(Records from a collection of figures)
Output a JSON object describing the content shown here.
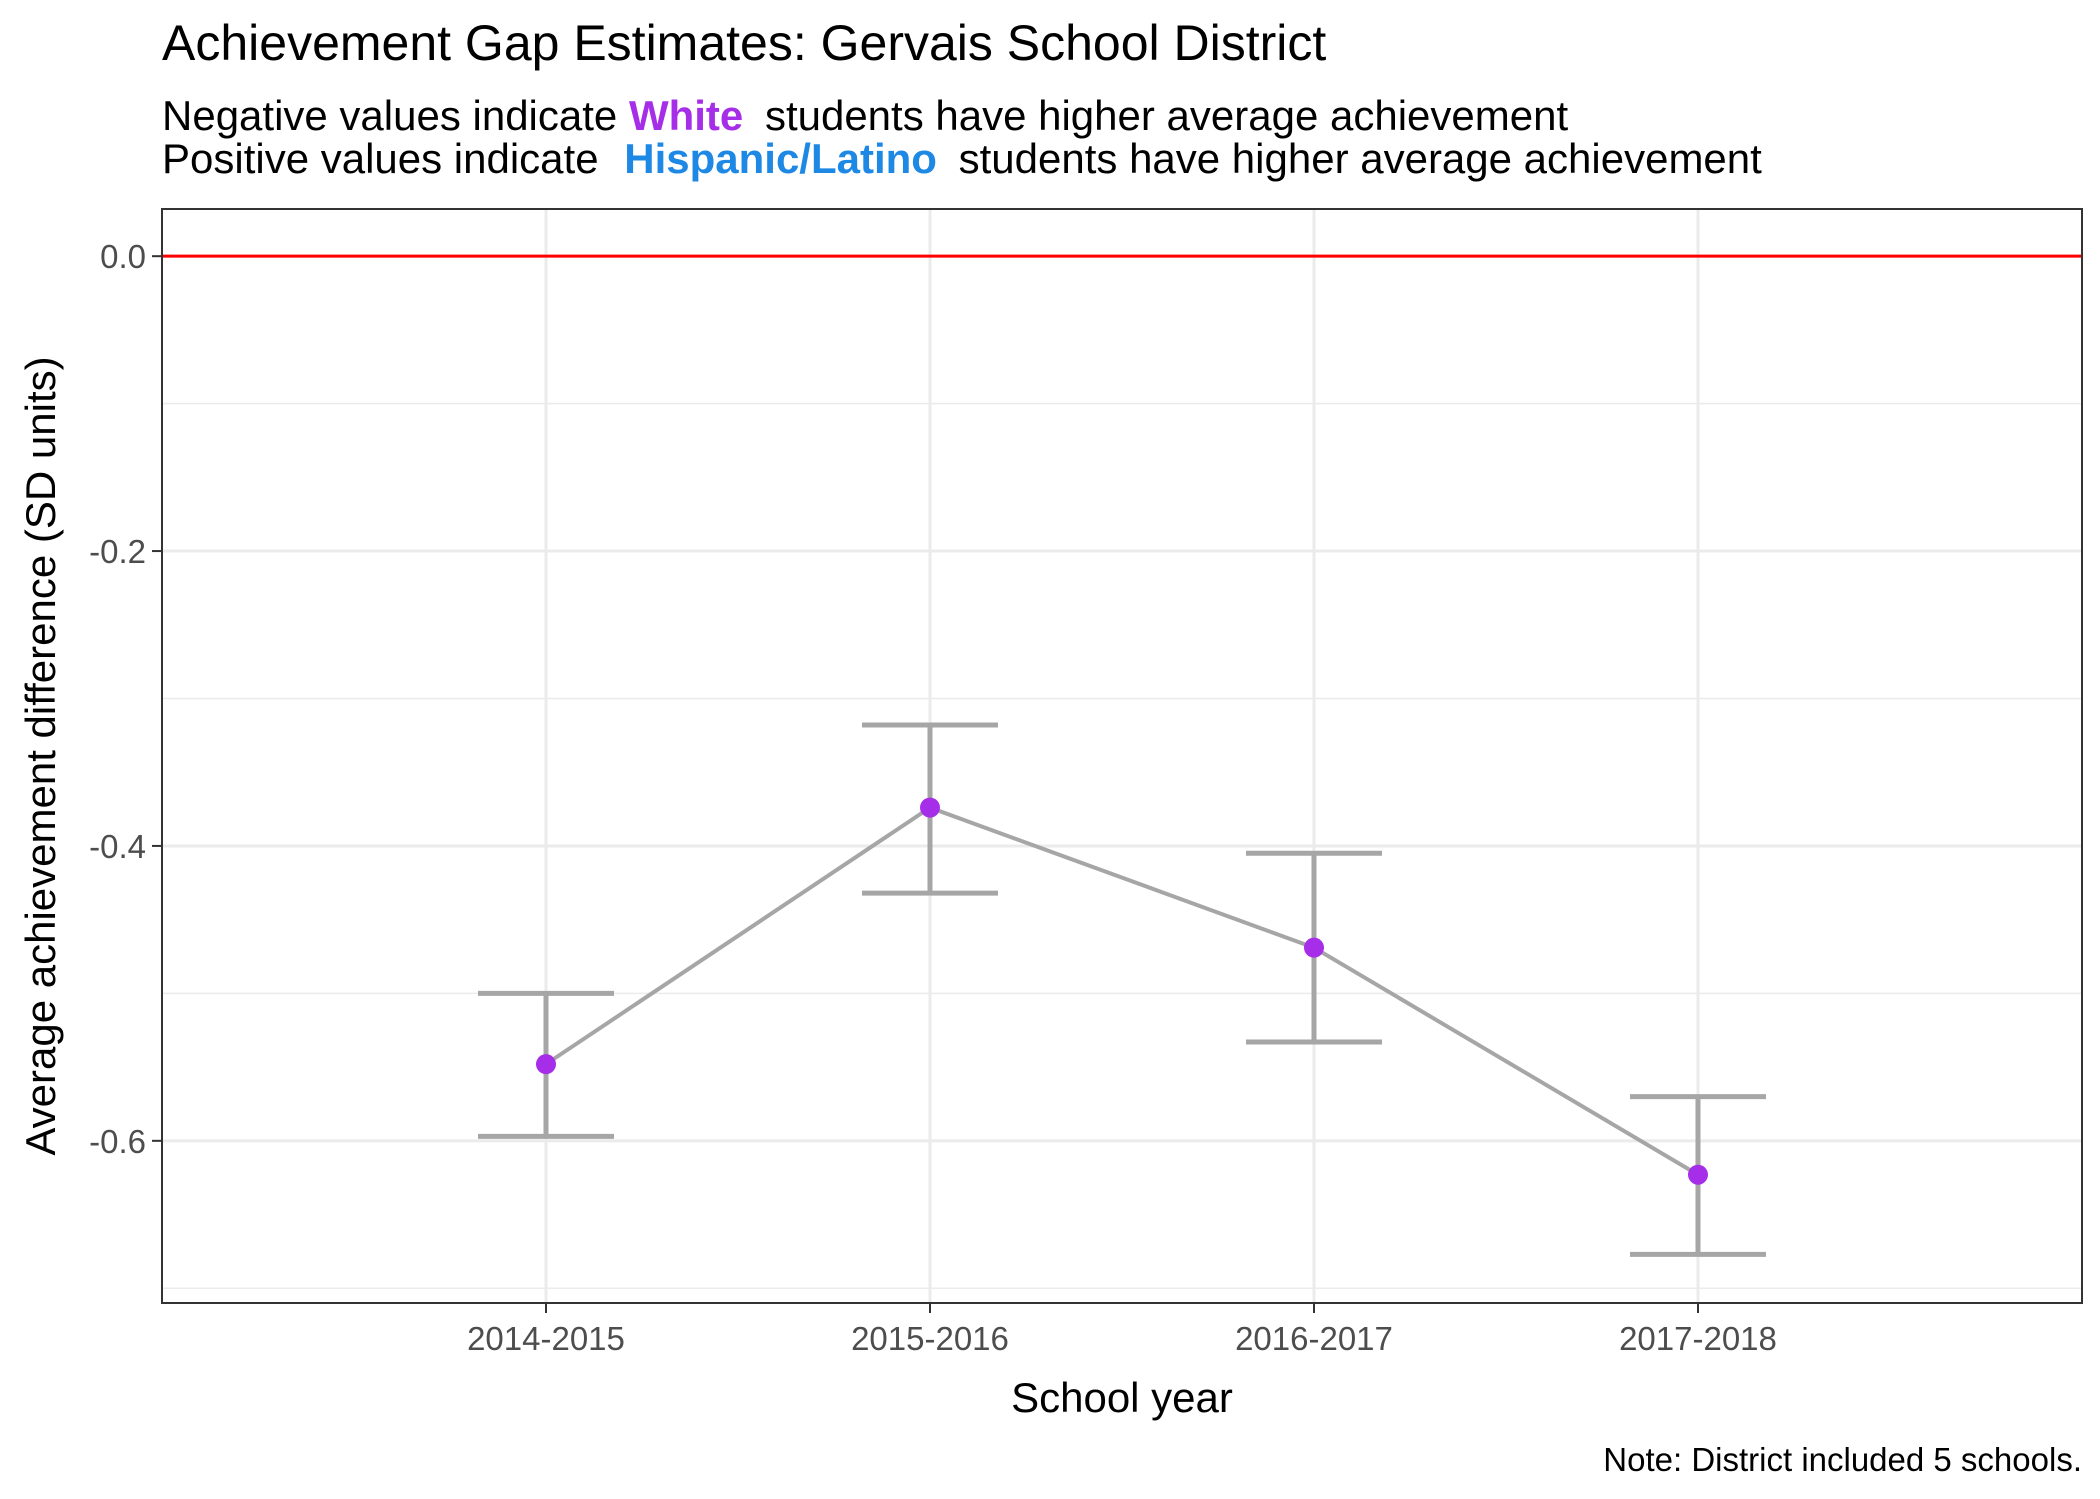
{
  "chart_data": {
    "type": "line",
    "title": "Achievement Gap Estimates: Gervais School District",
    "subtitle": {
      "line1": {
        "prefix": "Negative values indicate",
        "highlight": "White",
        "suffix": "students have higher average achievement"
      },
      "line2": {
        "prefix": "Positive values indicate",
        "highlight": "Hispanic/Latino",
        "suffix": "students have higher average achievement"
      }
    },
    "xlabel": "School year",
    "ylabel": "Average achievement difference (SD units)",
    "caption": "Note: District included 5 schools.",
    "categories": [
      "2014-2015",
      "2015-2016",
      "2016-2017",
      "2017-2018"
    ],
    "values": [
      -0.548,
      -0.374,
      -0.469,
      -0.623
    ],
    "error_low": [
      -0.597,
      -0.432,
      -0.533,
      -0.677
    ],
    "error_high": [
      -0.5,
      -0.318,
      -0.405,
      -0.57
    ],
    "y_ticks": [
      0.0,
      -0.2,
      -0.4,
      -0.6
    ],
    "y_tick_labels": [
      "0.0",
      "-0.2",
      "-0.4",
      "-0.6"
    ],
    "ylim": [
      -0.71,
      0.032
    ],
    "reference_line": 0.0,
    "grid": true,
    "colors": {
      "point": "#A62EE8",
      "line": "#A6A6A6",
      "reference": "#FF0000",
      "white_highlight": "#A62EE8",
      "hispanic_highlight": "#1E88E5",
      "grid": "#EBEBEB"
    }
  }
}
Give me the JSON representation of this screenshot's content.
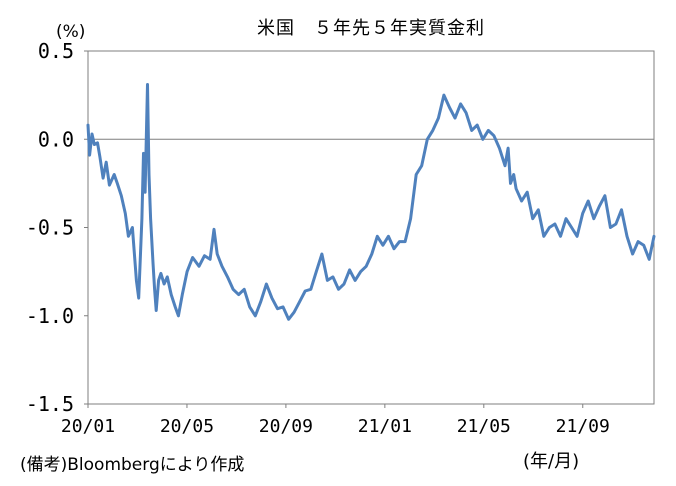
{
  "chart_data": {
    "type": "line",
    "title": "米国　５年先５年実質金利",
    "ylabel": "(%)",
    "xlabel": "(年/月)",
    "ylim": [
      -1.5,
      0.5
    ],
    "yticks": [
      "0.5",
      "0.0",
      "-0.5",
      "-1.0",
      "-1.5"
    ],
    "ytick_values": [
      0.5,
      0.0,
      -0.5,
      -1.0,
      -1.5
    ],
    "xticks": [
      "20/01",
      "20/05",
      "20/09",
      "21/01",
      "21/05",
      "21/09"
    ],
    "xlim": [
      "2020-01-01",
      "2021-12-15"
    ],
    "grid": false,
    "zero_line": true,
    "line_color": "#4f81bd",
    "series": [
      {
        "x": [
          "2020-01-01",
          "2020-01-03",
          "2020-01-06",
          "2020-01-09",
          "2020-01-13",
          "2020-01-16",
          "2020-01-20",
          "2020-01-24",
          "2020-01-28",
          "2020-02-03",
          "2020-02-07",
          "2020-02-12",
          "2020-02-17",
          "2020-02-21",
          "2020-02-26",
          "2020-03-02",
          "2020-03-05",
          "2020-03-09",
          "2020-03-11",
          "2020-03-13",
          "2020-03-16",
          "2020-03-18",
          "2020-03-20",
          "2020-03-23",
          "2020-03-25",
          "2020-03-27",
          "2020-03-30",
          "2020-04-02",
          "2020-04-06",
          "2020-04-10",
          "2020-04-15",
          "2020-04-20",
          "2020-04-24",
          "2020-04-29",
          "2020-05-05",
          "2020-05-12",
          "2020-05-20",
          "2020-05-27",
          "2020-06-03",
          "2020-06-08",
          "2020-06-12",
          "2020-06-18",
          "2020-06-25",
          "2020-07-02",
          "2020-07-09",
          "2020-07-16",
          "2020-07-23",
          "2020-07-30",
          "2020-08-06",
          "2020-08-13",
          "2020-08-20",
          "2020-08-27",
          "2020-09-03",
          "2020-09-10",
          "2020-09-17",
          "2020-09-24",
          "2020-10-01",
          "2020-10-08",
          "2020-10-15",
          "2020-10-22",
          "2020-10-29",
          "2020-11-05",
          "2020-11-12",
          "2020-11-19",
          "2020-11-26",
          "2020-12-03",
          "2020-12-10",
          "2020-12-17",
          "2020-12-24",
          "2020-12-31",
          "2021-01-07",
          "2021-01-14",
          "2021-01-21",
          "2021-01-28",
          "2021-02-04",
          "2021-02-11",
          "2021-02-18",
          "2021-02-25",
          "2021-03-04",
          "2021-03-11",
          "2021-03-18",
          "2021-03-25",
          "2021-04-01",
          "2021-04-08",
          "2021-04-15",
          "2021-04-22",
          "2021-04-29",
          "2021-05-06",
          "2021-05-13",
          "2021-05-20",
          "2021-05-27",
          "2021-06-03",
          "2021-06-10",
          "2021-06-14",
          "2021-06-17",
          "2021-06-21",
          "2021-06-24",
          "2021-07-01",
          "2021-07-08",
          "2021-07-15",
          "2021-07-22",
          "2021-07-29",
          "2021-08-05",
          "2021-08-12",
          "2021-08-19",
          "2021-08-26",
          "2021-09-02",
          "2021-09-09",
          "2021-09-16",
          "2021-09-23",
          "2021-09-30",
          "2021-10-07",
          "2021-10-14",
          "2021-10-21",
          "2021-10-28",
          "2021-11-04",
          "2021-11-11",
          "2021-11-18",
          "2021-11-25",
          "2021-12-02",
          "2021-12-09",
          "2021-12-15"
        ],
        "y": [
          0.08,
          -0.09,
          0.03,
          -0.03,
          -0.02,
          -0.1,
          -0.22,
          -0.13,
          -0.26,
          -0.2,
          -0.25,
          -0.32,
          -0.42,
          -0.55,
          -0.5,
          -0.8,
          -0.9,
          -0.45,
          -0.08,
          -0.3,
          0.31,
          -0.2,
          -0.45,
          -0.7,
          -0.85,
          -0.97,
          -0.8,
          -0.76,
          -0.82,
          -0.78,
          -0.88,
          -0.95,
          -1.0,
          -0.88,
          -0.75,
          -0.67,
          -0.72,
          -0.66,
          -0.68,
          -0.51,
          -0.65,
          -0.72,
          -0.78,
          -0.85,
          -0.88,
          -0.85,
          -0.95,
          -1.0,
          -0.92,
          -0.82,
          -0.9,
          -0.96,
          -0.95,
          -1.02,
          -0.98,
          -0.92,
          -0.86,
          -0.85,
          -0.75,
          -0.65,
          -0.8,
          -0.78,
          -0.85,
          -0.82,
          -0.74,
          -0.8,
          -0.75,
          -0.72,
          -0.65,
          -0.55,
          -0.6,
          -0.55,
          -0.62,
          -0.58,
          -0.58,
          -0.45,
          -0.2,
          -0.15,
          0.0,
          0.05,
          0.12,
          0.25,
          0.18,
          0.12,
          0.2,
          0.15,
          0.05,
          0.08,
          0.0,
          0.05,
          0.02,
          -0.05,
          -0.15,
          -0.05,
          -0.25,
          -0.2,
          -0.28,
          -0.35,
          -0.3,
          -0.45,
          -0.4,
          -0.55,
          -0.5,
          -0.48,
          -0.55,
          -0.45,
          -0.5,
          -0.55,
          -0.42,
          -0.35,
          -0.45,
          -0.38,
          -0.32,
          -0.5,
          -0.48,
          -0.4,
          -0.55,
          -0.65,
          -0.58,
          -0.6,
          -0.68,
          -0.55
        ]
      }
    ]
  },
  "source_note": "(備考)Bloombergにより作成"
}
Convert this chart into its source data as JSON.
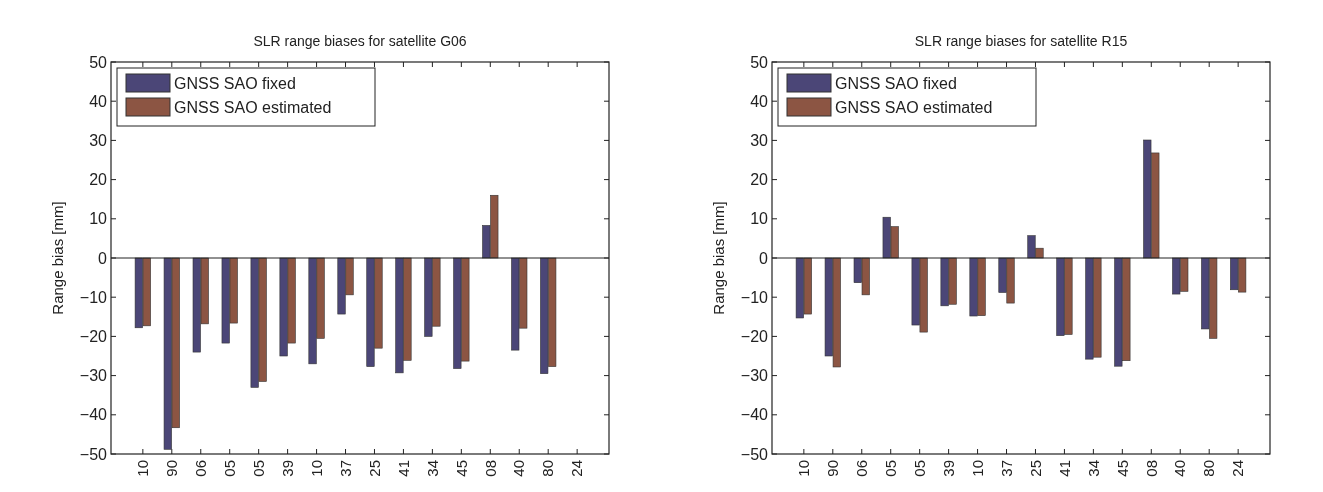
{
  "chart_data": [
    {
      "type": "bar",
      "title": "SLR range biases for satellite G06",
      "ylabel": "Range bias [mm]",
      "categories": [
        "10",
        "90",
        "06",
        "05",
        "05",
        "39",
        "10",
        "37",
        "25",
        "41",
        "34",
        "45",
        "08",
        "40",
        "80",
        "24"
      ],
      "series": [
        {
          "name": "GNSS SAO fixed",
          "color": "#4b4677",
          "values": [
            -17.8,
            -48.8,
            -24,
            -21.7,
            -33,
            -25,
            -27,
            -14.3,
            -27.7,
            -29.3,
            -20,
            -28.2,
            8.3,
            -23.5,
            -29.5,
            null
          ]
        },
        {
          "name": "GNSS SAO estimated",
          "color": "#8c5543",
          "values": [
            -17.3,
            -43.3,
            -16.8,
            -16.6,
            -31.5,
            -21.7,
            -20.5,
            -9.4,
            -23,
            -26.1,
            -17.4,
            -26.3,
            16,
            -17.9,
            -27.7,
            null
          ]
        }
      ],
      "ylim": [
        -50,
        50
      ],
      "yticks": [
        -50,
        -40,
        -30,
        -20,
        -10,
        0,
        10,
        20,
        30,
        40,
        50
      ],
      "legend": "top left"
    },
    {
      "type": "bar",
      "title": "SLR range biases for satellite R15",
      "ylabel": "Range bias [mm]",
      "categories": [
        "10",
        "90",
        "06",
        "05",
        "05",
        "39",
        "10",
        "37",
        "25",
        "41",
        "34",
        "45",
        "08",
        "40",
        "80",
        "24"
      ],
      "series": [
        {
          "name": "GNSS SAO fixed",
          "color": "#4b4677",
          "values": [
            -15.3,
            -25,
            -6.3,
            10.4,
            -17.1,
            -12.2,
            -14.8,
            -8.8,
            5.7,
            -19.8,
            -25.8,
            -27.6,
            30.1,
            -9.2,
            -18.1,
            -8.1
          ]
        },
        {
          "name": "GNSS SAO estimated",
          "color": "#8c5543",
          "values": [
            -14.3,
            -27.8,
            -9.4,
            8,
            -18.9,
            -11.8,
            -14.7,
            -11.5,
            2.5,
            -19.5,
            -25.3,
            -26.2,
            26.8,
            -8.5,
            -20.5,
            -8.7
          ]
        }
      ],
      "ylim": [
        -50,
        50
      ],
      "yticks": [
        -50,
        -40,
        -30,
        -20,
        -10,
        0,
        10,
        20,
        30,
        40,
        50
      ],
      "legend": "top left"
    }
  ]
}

- _The request_
State only how many lines in the material include "biases".

- _Task response_
2